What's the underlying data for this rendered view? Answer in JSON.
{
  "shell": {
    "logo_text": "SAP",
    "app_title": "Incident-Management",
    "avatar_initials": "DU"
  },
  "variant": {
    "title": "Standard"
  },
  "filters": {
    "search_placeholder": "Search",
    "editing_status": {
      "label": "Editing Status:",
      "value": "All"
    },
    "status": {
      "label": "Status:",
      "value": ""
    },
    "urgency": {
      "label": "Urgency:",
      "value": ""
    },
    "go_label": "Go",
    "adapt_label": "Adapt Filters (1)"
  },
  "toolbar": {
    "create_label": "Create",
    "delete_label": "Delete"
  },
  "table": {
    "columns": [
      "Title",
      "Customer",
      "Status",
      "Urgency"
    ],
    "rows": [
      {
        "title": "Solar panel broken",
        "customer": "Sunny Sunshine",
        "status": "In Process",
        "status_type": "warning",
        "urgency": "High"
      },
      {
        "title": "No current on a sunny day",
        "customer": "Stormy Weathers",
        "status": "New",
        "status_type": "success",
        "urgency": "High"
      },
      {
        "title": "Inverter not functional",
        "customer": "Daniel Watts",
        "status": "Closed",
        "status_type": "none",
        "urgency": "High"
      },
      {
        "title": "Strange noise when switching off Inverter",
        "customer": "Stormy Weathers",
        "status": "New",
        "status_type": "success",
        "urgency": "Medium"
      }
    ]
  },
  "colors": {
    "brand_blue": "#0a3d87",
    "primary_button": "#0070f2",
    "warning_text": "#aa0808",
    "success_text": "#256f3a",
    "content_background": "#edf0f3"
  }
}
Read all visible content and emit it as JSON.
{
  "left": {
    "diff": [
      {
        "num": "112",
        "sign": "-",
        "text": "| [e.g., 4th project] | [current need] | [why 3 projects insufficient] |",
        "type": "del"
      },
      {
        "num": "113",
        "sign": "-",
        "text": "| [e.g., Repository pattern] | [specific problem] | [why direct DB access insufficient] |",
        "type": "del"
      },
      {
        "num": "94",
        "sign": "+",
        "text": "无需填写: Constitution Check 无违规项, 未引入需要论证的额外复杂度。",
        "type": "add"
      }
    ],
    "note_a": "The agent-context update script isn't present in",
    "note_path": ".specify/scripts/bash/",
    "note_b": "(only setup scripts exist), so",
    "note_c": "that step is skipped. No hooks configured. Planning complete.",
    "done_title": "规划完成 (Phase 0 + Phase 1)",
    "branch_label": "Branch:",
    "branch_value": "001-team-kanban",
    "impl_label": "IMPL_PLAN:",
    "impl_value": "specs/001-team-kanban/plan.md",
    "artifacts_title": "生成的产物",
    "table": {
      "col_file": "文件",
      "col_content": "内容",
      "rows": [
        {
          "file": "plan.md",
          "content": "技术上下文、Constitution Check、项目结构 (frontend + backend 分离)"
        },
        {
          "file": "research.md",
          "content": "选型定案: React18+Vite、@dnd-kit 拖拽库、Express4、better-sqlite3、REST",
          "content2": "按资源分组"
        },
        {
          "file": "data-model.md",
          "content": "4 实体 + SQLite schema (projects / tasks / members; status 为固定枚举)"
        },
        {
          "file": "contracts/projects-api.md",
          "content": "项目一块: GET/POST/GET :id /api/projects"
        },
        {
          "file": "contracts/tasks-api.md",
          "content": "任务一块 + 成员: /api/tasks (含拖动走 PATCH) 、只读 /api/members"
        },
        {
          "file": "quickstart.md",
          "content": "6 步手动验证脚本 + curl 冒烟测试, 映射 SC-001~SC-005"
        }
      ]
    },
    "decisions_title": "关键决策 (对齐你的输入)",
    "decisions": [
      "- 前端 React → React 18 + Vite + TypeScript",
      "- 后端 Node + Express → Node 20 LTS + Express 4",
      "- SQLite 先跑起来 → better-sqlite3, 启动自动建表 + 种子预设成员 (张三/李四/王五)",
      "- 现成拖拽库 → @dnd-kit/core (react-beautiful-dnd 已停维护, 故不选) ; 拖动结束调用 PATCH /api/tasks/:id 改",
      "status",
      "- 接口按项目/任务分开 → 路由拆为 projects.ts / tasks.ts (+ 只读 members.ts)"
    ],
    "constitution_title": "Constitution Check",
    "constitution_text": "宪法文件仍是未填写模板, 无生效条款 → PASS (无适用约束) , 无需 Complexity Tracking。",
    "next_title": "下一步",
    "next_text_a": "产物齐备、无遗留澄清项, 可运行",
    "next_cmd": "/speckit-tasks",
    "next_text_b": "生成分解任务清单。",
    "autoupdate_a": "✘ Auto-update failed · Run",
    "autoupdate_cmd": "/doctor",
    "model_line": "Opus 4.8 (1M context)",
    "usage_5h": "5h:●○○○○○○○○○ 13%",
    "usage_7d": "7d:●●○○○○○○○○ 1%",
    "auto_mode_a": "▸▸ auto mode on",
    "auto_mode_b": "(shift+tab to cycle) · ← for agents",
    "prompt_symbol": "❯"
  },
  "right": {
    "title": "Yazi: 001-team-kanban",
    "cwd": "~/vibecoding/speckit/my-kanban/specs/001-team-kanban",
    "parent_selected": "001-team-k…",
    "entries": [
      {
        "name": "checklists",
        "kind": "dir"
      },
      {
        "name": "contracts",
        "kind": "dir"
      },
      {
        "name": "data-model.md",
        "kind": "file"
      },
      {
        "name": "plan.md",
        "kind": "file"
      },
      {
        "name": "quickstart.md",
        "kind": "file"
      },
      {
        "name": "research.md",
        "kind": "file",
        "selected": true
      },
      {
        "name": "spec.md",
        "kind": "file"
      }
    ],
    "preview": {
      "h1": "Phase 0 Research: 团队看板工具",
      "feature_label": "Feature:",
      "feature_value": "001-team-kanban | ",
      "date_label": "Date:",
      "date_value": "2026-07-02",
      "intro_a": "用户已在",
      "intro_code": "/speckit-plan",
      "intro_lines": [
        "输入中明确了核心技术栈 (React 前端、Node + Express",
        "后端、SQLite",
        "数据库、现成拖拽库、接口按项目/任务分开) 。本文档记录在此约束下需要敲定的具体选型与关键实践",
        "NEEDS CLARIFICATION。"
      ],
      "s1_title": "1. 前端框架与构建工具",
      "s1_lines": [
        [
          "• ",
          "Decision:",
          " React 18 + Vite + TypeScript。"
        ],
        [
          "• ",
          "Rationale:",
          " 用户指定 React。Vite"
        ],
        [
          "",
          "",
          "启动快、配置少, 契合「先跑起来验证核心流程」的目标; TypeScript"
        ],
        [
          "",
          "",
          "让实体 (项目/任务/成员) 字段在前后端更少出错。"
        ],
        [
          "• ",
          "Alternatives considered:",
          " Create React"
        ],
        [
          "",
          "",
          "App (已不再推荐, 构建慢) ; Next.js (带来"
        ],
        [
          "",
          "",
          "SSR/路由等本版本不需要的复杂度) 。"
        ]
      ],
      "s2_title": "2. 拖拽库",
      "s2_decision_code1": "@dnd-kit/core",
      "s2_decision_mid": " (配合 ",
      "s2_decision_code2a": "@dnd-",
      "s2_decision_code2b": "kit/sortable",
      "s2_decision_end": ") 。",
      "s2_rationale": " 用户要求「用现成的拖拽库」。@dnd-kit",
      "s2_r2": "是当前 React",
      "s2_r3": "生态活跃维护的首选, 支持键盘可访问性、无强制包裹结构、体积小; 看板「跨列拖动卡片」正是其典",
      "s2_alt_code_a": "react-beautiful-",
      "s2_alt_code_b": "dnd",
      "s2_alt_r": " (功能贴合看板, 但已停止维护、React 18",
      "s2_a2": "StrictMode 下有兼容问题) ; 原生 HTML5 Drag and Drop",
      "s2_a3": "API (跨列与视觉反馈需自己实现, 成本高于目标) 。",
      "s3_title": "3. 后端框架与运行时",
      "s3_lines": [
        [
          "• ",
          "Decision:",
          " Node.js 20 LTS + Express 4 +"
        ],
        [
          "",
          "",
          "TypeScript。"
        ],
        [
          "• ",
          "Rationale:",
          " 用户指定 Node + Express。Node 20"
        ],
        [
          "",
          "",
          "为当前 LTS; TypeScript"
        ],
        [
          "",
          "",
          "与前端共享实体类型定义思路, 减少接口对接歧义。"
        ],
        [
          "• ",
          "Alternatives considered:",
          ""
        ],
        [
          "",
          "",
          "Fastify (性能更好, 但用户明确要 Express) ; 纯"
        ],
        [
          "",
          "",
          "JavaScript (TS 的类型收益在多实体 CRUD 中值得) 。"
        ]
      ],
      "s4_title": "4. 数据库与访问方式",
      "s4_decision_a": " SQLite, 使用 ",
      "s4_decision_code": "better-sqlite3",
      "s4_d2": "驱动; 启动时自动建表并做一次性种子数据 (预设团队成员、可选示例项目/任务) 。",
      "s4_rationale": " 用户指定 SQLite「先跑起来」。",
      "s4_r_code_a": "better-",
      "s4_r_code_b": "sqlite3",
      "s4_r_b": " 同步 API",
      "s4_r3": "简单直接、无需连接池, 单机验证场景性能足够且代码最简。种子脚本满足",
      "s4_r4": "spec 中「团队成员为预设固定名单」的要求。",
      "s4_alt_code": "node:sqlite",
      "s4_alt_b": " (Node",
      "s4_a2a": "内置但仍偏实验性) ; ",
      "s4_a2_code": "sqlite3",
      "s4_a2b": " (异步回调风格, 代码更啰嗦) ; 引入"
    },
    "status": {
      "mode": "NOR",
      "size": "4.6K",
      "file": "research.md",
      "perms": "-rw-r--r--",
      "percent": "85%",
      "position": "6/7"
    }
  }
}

::::

Prompt
Pull every line holding "接口按项目" out of the records.

Response to this exercise
      "- 接口按项目/任务分开 → 路由拆为 projects.ts / tasks.ts (+ 只读 members.ts)"
        "数据库、现成拖拽库、接口按项目/任务分开) 。本文档记录在此约束下需要敲定的具体选型与关键实践",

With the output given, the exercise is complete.